[Figure dataset records]
★ ★ ★ ★ ★
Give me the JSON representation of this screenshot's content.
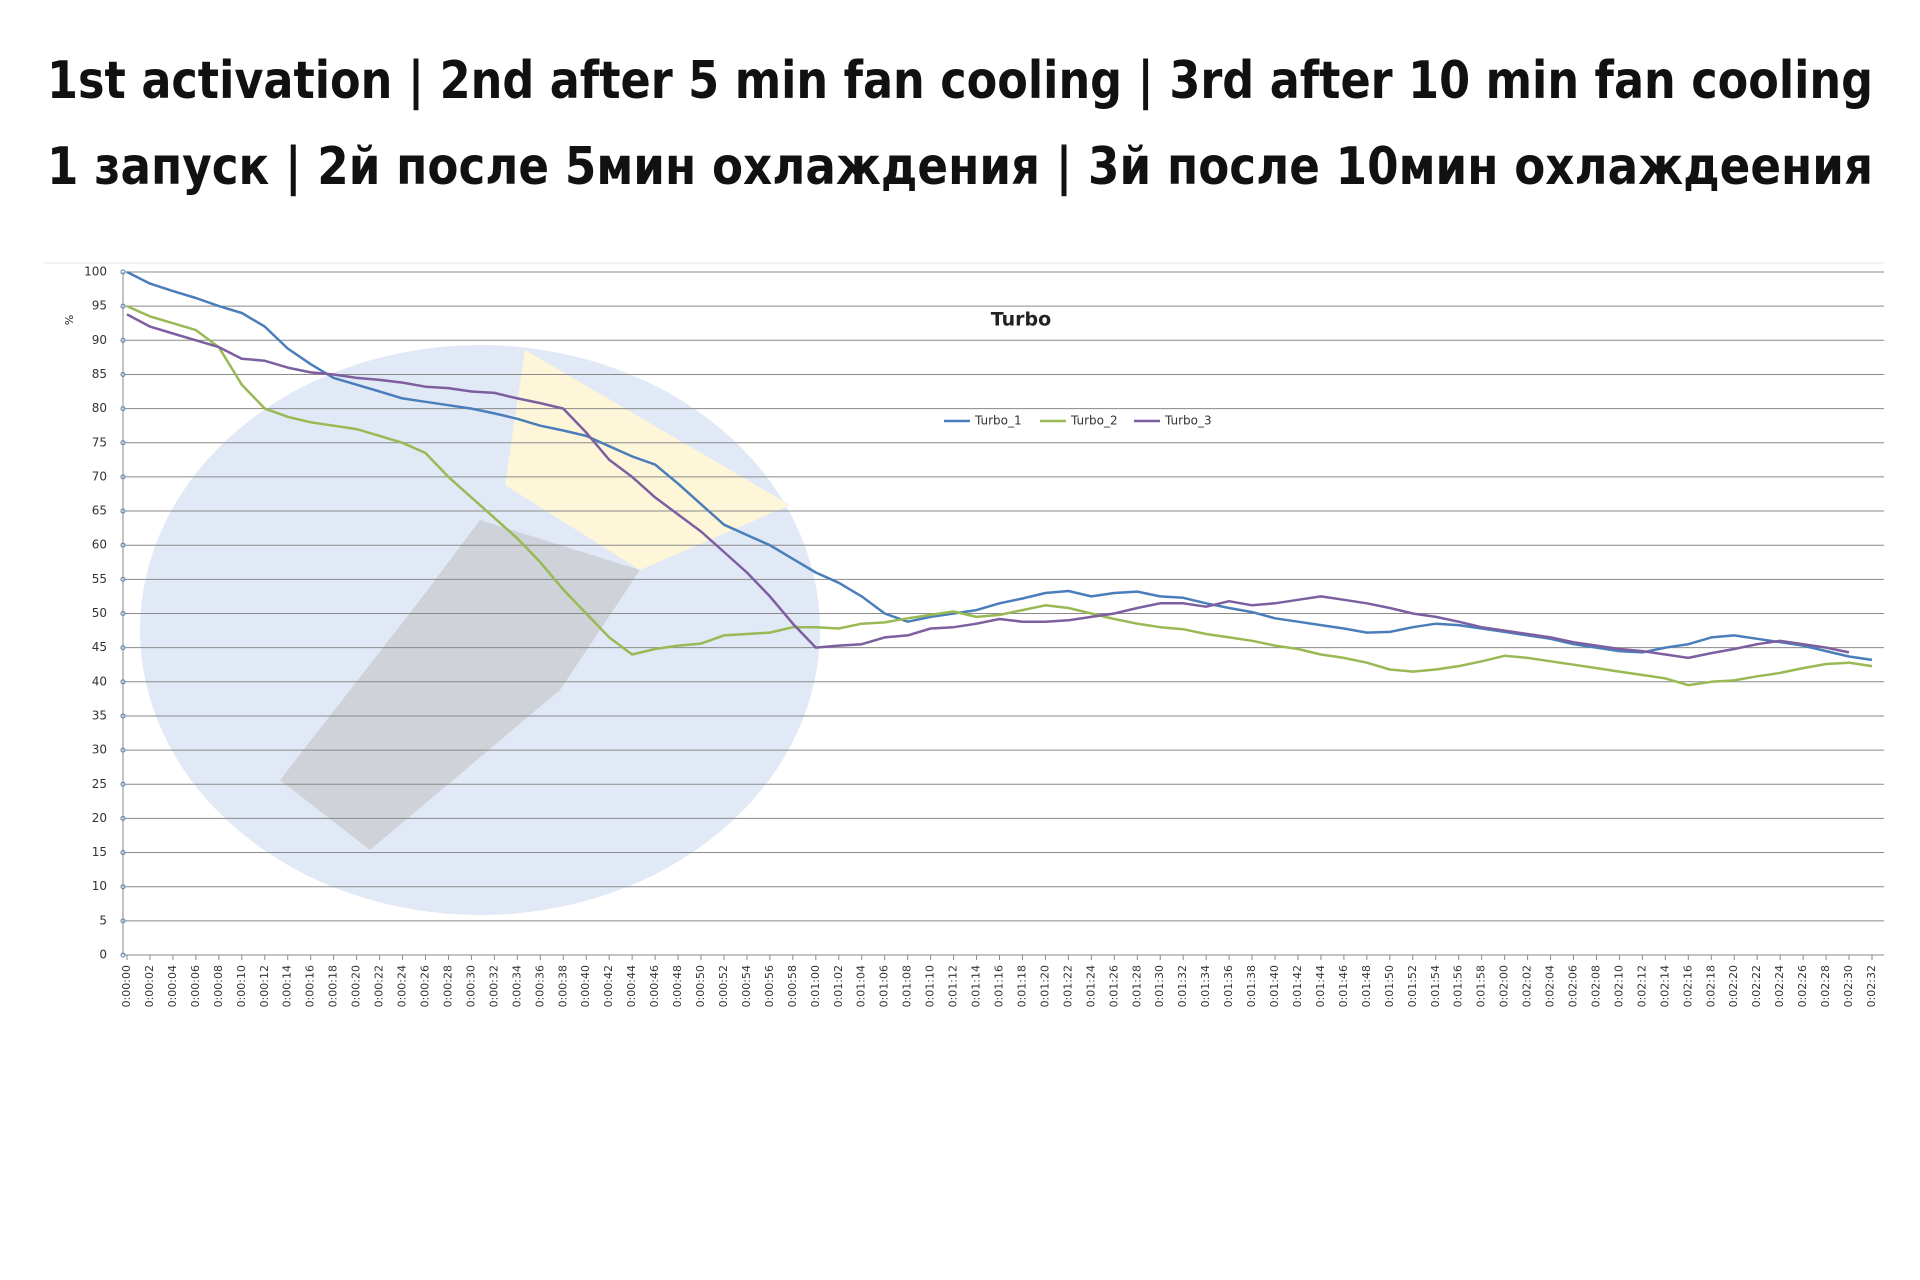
{
  "header": {
    "lines": [
      "1st activation | 2nd after 5 min fan cooling | 3rd after 10 min fan cooling",
      "1 запуск | 2й после 5мин охлаждения | 3й после 10мин охлаждеения"
    ]
  },
  "chart_data": {
    "type": "line",
    "title": "Turbo",
    "y_label": "%",
    "categories": [
      "0:00:00",
      "0:00:02",
      "0:00:04",
      "0:00:06",
      "0:00:08",
      "0:00:10",
      "0:00:12",
      "0:00:14",
      "0:00:16",
      "0:00:18",
      "0:00:20",
      "0:00:22",
      "0:00:24",
      "0:00:26",
      "0:00:28",
      "0:00:30",
      "0:00:32",
      "0:00:34",
      "0:00:36",
      "0:00:38",
      "0:00:40",
      "0:00:42",
      "0:00:44",
      "0:00:46",
      "0:00:48",
      "0:00:50",
      "0:00:52",
      "0:00:54",
      "0:00:56",
      "0:00:58",
      "0:01:00",
      "0:01:02",
      "0:01:04",
      "0:01:06",
      "0:01:08",
      "0:01:10",
      "0:01:12",
      "0:01:14",
      "0:01:16",
      "0:01:18",
      "0:01:20",
      "0:01:22",
      "0:01:24",
      "0:01:26",
      "0:01:28",
      "0:01:30",
      "0:01:32",
      "0:01:34",
      "0:01:36",
      "0:01:38",
      "0:01:40",
      "0:01:42",
      "0:01:44",
      "0:01:46",
      "0:01:48",
      "0:01:50",
      "0:01:52",
      "0:01:54",
      "0:01:56",
      "0:01:58",
      "0:02:00",
      "0:02:02",
      "0:02:04",
      "0:02:06",
      "0:02:08",
      "0:02:10",
      "0:02:12",
      "0:02:14",
      "0:02:16",
      "0:02:18",
      "0:02:20",
      "0:02:22",
      "0:02:24",
      "0:02:26",
      "0:02:28",
      "0:02:30",
      "0:02:32"
    ],
    "series": [
      {
        "name": "Turbo_1",
        "color": "#4a7ebb",
        "values": [
          100,
          98.3,
          97.2,
          96.2,
          95,
          94,
          92,
          88.8,
          86.5,
          84.5,
          83.5,
          82.5,
          81.5,
          81,
          80.5,
          80,
          79.3,
          78.5,
          77.5,
          76.8,
          76,
          74.5,
          73,
          71.8,
          69,
          66,
          63,
          61.5,
          60,
          58,
          56,
          54.5,
          52.5,
          50,
          48.8,
          49.5,
          50,
          50.5,
          51.5,
          52.2,
          53,
          53.3,
          52.5,
          53,
          53.2,
          52.5,
          52.3,
          51.5,
          50.8,
          50.2,
          49.3,
          48.8,
          48.3,
          47.8,
          47.2,
          47.3,
          48,
          48.5,
          48.3,
          47.8,
          47.3,
          46.8,
          46.3,
          45.5,
          45,
          44.5,
          44.3,
          45,
          45.5,
          46.5,
          46.8,
          46.3,
          45.8,
          45.3,
          44.5,
          43.7,
          43.2
        ]
      },
      {
        "name": "Turbo_2",
        "color": "#98b954",
        "values": [
          95,
          93.5,
          92.5,
          91.5,
          89,
          83.5,
          80,
          78.8,
          78,
          77.5,
          77,
          76,
          75,
          73.5,
          70,
          67,
          64,
          61,
          57.5,
          53.5,
          50,
          46.5,
          44,
          44.8,
          45.3,
          45.6,
          46.8,
          47,
          47.2,
          48,
          48,
          47.8,
          48.5,
          48.7,
          49.3,
          49.8,
          50.3,
          49.5,
          49.8,
          50.5,
          51.2,
          50.8,
          50,
          49.2,
          48.5,
          48,
          47.7,
          47,
          46.5,
          46,
          45.3,
          44.8,
          44,
          43.5,
          42.8,
          41.8,
          41.5,
          41.8,
          42.3,
          43,
          43.8,
          43.5,
          43,
          42.5,
          42,
          41.5,
          41,
          40.5,
          39.5,
          40,
          40.2,
          40.8,
          41.3,
          42,
          42.6,
          42.8,
          42.3
        ]
      },
      {
        "name": "Turbo_3",
        "color": "#7d5fa0",
        "values": [
          93.8,
          92,
          91,
          90,
          89,
          87.3,
          87,
          86,
          85.3,
          85,
          84.5,
          84.2,
          83.8,
          83.2,
          83,
          82.5,
          82.3,
          81.5,
          80.8,
          80,
          76.5,
          72.5,
          70,
          67,
          64.5,
          62,
          59,
          56,
          52.5,
          48.5,
          45,
          45.3,
          45.5,
          46.5,
          46.8,
          47.8,
          48,
          48.5,
          49.2,
          48.8,
          48.8,
          49,
          49.5,
          50,
          50.8,
          51.5,
          51.5,
          51,
          51.8,
          51.2,
          51.5,
          52,
          52.5,
          52,
          51.5,
          50.8,
          50,
          49.5,
          48.8,
          48,
          47.5,
          47,
          46.5,
          45.8,
          45.3,
          44.8,
          44.5,
          44,
          43.5,
          44.2,
          44.8,
          45.5,
          46,
          45.5,
          45,
          44.3,
          null
        ]
      }
    ],
    "ylim": [
      0,
      100
    ],
    "yticks": [
      0,
      5,
      10,
      15,
      20,
      25,
      30,
      35,
      40,
      45,
      50,
      55,
      60,
      65,
      70,
      75,
      80,
      85,
      90,
      95,
      100
    ],
    "grid": true,
    "legend": "top"
  }
}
★ ★ ★ ★ ★
The request:
Reproduce every line of the material precisely, omitting its pictures.

Worked solution:
Give me the JSON representation of this screenshot's content.
{
  "header": {
    "lines": [
      "1st activation | 2nd after 5 min fan cooling | 3rd after 10 min fan cooling",
      "1 запуск | 2й после 5мин охлаждения | 3й после 10мин охлаждеения"
    ]
  },
  "chart_data": {
    "type": "line",
    "title": "Turbo",
    "y_label": "%",
    "categories": [
      "0:00:00",
      "0:00:02",
      "0:00:04",
      "0:00:06",
      "0:00:08",
      "0:00:10",
      "0:00:12",
      "0:00:14",
      "0:00:16",
      "0:00:18",
      "0:00:20",
      "0:00:22",
      "0:00:24",
      "0:00:26",
      "0:00:28",
      "0:00:30",
      "0:00:32",
      "0:00:34",
      "0:00:36",
      "0:00:38",
      "0:00:40",
      "0:00:42",
      "0:00:44",
      "0:00:46",
      "0:00:48",
      "0:00:50",
      "0:00:52",
      "0:00:54",
      "0:00:56",
      "0:00:58",
      "0:01:00",
      "0:01:02",
      "0:01:04",
      "0:01:06",
      "0:01:08",
      "0:01:10",
      "0:01:12",
      "0:01:14",
      "0:01:16",
      "0:01:18",
      "0:01:20",
      "0:01:22",
      "0:01:24",
      "0:01:26",
      "0:01:28",
      "0:01:30",
      "0:01:32",
      "0:01:34",
      "0:01:36",
      "0:01:38",
      "0:01:40",
      "0:01:42",
      "0:01:44",
      "0:01:46",
      "0:01:48",
      "0:01:50",
      "0:01:52",
      "0:01:54",
      "0:01:56",
      "0:01:58",
      "0:02:00",
      "0:02:02",
      "0:02:04",
      "0:02:06",
      "0:02:08",
      "0:02:10",
      "0:02:12",
      "0:02:14",
      "0:02:16",
      "0:02:18",
      "0:02:20",
      "0:02:22",
      "0:02:24",
      "0:02:26",
      "0:02:28",
      "0:02:30",
      "0:02:32"
    ],
    "series": [
      {
        "name": "Turbo_1",
        "color": "#4a7ebb",
        "values": [
          100,
          98.3,
          97.2,
          96.2,
          95,
          94,
          92,
          88.8,
          86.5,
          84.5,
          83.5,
          82.5,
          81.5,
          81,
          80.5,
          80,
          79.3,
          78.5,
          77.5,
          76.8,
          76,
          74.5,
          73,
          71.8,
          69,
          66,
          63,
          61.5,
          60,
          58,
          56,
          54.5,
          52.5,
          50,
          48.8,
          49.5,
          50,
          50.5,
          51.5,
          52.2,
          53,
          53.3,
          52.5,
          53,
          53.2,
          52.5,
          52.3,
          51.5,
          50.8,
          50.2,
          49.3,
          48.8,
          48.3,
          47.8,
          47.2,
          47.3,
          48,
          48.5,
          48.3,
          47.8,
          47.3,
          46.8,
          46.3,
          45.5,
          45,
          44.5,
          44.3,
          45,
          45.5,
          46.5,
          46.8,
          46.3,
          45.8,
          45.3,
          44.5,
          43.7,
          43.2
        ]
      },
      {
        "name": "Turbo_2",
        "color": "#98b954",
        "values": [
          95,
          93.5,
          92.5,
          91.5,
          89,
          83.5,
          80,
          78.8,
          78,
          77.5,
          77,
          76,
          75,
          73.5,
          70,
          67,
          64,
          61,
          57.5,
          53.5,
          50,
          46.5,
          44,
          44.8,
          45.3,
          45.6,
          46.8,
          47,
          47.2,
          48,
          48,
          47.8,
          48.5,
          48.7,
          49.3,
          49.8,
          50.3,
          49.5,
          49.8,
          50.5,
          51.2,
          50.8,
          50,
          49.2,
          48.5,
          48,
          47.7,
          47,
          46.5,
          46,
          45.3,
          44.8,
          44,
          43.5,
          42.8,
          41.8,
          41.5,
          41.8,
          42.3,
          43,
          43.8,
          43.5,
          43,
          42.5,
          42,
          41.5,
          41,
          40.5,
          39.5,
          40,
          40.2,
          40.8,
          41.3,
          42,
          42.6,
          42.8,
          42.3
        ]
      },
      {
        "name": "Turbo_3",
        "color": "#7d5fa0",
        "values": [
          93.8,
          92,
          91,
          90,
          89,
          87.3,
          87,
          86,
          85.3,
          85,
          84.5,
          84.2,
          83.8,
          83.2,
          83,
          82.5,
          82.3,
          81.5,
          80.8,
          80,
          76.5,
          72.5,
          70,
          67,
          64.5,
          62,
          59,
          56,
          52.5,
          48.5,
          45,
          45.3,
          45.5,
          46.5,
          46.8,
          47.8,
          48,
          48.5,
          49.2,
          48.8,
          48.8,
          49,
          49.5,
          50,
          50.8,
          51.5,
          51.5,
          51,
          51.8,
          51.2,
          51.5,
          52,
          52.5,
          52,
          51.5,
          50.8,
          50,
          49.5,
          48.8,
          48,
          47.5,
          47,
          46.5,
          45.8,
          45.3,
          44.8,
          44.5,
          44,
          43.5,
          44.2,
          44.8,
          45.5,
          46,
          45.5,
          45,
          44.3,
          null
        ]
      }
    ],
    "ylim": [
      0,
      100
    ],
    "yticks": [
      0,
      5,
      10,
      15,
      20,
      25,
      30,
      35,
      40,
      45,
      50,
      55,
      60,
      65,
      70,
      75,
      80,
      85,
      90,
      95,
      100
    ],
    "grid": true,
    "legend": "top"
  }
}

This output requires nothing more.